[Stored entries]
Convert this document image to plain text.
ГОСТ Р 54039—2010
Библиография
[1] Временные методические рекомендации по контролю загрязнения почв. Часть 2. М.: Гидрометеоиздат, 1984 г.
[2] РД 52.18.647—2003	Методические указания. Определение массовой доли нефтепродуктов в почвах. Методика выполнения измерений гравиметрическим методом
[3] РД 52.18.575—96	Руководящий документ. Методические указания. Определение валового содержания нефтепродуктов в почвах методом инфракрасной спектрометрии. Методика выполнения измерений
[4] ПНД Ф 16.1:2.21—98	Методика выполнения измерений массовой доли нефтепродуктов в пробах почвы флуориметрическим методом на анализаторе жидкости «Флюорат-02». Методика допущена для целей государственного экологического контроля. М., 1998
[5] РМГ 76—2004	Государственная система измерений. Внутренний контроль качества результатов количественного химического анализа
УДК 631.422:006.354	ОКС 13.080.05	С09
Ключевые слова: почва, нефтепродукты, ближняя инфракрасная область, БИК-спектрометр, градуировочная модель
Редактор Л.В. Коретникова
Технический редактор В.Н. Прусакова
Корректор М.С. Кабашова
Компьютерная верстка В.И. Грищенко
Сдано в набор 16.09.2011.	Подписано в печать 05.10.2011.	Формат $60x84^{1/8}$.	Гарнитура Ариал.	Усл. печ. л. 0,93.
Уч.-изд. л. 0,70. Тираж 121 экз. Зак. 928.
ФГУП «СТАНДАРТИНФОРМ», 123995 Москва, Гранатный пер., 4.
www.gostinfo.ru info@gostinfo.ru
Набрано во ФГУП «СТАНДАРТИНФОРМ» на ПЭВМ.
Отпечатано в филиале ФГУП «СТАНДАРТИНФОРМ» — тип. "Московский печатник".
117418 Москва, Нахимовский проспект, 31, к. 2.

Work instructions:
Pull out every line in the material above where "нефтепродуктов" occurs.

Final answer:
[2] РД 52.18.647—2003	Методические указания. Определение массовой доли нефтепродуктов в почвах. Методика выполнения измерений гравиметрическим методом
[3] РД 52.18.575—96	Руководящий документ. Методические указания. Определение валового содержания нефтепродуктов в почвах методом инфракрасной спектрометрии. Методика выполнения измерений
[4] ПНД Ф 16.1:2.21—98	Методика выполнения измерений массовой доли нефтепродуктов в пробах почвы флуориметрическим методом на анализаторе жидкости «Флюорат-02». Методика допущена для целей государственного экологического контроля. М., 1998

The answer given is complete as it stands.